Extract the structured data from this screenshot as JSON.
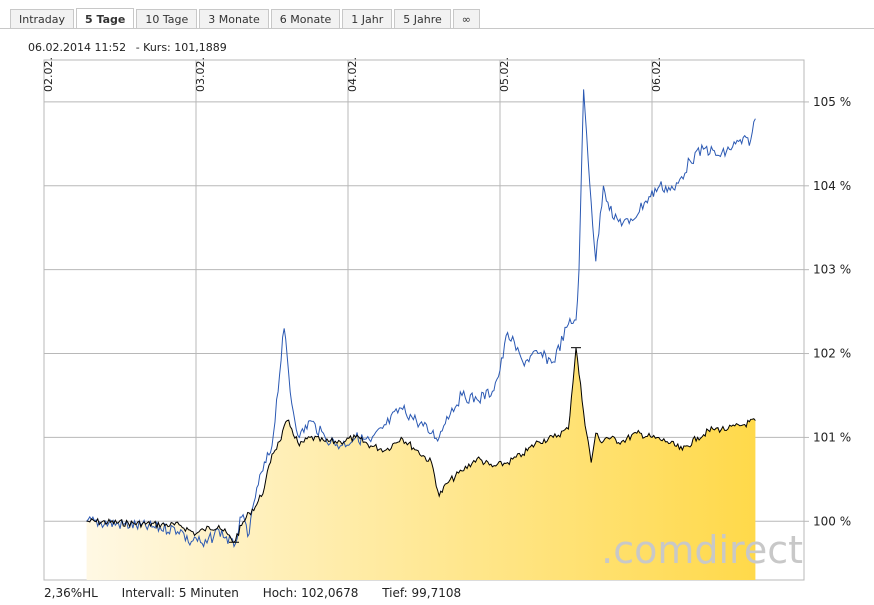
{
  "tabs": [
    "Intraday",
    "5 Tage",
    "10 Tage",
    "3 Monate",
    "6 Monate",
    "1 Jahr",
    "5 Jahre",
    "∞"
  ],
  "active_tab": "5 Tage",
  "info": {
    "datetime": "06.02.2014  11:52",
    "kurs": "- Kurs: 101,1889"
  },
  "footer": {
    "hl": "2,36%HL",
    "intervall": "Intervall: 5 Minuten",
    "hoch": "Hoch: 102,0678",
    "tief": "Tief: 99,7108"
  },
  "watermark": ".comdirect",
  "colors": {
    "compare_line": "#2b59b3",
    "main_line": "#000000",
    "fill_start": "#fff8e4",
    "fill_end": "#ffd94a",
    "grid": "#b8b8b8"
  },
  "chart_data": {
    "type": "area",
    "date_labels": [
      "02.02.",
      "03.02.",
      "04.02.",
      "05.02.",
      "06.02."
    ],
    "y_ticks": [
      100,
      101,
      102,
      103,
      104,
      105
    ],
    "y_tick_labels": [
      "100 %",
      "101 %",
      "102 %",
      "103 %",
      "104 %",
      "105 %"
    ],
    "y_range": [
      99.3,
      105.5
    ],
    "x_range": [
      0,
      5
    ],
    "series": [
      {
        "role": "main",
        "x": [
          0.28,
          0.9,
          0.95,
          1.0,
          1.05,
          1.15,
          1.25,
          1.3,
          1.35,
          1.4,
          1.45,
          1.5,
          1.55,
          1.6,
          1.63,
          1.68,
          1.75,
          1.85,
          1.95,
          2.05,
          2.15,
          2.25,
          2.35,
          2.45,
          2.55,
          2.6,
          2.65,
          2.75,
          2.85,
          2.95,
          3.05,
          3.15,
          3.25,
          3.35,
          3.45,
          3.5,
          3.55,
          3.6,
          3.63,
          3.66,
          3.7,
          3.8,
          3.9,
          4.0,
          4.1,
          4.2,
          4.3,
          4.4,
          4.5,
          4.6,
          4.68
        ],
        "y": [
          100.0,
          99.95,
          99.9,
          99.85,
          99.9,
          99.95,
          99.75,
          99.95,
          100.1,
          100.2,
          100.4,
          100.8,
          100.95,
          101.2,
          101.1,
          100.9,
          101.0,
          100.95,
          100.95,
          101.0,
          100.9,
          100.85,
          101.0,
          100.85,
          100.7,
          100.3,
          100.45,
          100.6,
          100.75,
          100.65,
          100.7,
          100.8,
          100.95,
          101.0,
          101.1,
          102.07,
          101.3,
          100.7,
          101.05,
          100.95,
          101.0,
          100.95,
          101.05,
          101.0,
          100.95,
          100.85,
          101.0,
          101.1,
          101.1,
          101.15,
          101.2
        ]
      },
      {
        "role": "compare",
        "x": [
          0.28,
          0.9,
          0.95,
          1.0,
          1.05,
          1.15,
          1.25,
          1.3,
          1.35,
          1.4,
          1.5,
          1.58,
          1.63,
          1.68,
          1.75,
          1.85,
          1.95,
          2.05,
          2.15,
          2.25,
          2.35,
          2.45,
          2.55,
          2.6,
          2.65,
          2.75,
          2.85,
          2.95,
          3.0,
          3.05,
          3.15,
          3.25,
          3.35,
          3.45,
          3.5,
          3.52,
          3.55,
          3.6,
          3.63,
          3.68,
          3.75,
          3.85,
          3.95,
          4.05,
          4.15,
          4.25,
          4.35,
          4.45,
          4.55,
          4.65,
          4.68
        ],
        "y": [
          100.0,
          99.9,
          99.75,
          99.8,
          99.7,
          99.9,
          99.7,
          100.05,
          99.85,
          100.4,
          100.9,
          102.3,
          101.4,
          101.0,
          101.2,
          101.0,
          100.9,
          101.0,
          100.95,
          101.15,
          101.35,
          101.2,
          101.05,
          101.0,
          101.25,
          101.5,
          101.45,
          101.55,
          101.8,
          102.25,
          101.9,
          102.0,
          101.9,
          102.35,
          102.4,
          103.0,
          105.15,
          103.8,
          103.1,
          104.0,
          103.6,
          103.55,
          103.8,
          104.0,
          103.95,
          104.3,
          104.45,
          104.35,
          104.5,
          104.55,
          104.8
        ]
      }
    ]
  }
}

Task details — Copy the records exactly as they appear, excluding images.

Answer in full —
Extract the structured data from this screenshot as JSON.
{
  "tabs": [
    "Intraday",
    "5 Tage",
    "10 Tage",
    "3 Monate",
    "6 Monate",
    "1 Jahr",
    "5 Jahre",
    "∞"
  ],
  "active_tab": "5 Tage",
  "info": {
    "datetime": "06.02.2014  11:52",
    "kurs": "- Kurs: 101,1889"
  },
  "footer": {
    "hl": "2,36%HL",
    "intervall": "Intervall: 5 Minuten",
    "hoch": "Hoch: 102,0678",
    "tief": "Tief: 99,7108"
  },
  "watermark": ".comdirect",
  "colors": {
    "compare_line": "#2b59b3",
    "main_line": "#000000",
    "fill_start": "#fff8e4",
    "fill_end": "#ffd94a",
    "grid": "#b8b8b8"
  },
  "chart_data": {
    "type": "area",
    "date_labels": [
      "02.02.",
      "03.02.",
      "04.02.",
      "05.02.",
      "06.02."
    ],
    "y_ticks": [
      100,
      101,
      102,
      103,
      104,
      105
    ],
    "y_tick_labels": [
      "100 %",
      "101 %",
      "102 %",
      "103 %",
      "104 %",
      "105 %"
    ],
    "y_range": [
      99.3,
      105.5
    ],
    "x_range": [
      0,
      5
    ],
    "series": [
      {
        "role": "main",
        "x": [
          0.28,
          0.9,
          0.95,
          1.0,
          1.05,
          1.15,
          1.25,
          1.3,
          1.35,
          1.4,
          1.45,
          1.5,
          1.55,
          1.6,
          1.63,
          1.68,
          1.75,
          1.85,
          1.95,
          2.05,
          2.15,
          2.25,
          2.35,
          2.45,
          2.55,
          2.6,
          2.65,
          2.75,
          2.85,
          2.95,
          3.05,
          3.15,
          3.25,
          3.35,
          3.45,
          3.5,
          3.55,
          3.6,
          3.63,
          3.66,
          3.7,
          3.8,
          3.9,
          4.0,
          4.1,
          4.2,
          4.3,
          4.4,
          4.5,
          4.6,
          4.68
        ],
        "y": [
          100.0,
          99.95,
          99.9,
          99.85,
          99.9,
          99.95,
          99.75,
          99.95,
          100.1,
          100.2,
          100.4,
          100.8,
          100.95,
          101.2,
          101.1,
          100.9,
          101.0,
          100.95,
          100.95,
          101.0,
          100.9,
          100.85,
          101.0,
          100.85,
          100.7,
          100.3,
          100.45,
          100.6,
          100.75,
          100.65,
          100.7,
          100.8,
          100.95,
          101.0,
          101.1,
          102.07,
          101.3,
          100.7,
          101.05,
          100.95,
          101.0,
          100.95,
          101.05,
          101.0,
          100.95,
          100.85,
          101.0,
          101.1,
          101.1,
          101.15,
          101.2
        ]
      },
      {
        "role": "compare",
        "x": [
          0.28,
          0.9,
          0.95,
          1.0,
          1.05,
          1.15,
          1.25,
          1.3,
          1.35,
          1.4,
          1.5,
          1.58,
          1.63,
          1.68,
          1.75,
          1.85,
          1.95,
          2.05,
          2.15,
          2.25,
          2.35,
          2.45,
          2.55,
          2.6,
          2.65,
          2.75,
          2.85,
          2.95,
          3.0,
          3.05,
          3.15,
          3.25,
          3.35,
          3.45,
          3.5,
          3.52,
          3.55,
          3.6,
          3.63,
          3.68,
          3.75,
          3.85,
          3.95,
          4.05,
          4.15,
          4.25,
          4.35,
          4.45,
          4.55,
          4.65,
          4.68
        ],
        "y": [
          100.0,
          99.9,
          99.75,
          99.8,
          99.7,
          99.9,
          99.7,
          100.05,
          99.85,
          100.4,
          100.9,
          102.3,
          101.4,
          101.0,
          101.2,
          101.0,
          100.9,
          101.0,
          100.95,
          101.15,
          101.35,
          101.2,
          101.05,
          101.0,
          101.25,
          101.5,
          101.45,
          101.55,
          101.8,
          102.25,
          101.9,
          102.0,
          101.9,
          102.35,
          102.4,
          103.0,
          105.15,
          103.8,
          103.1,
          104.0,
          103.6,
          103.55,
          103.8,
          104.0,
          103.95,
          104.3,
          104.45,
          104.35,
          104.5,
          104.55,
          104.8
        ]
      }
    ]
  }
}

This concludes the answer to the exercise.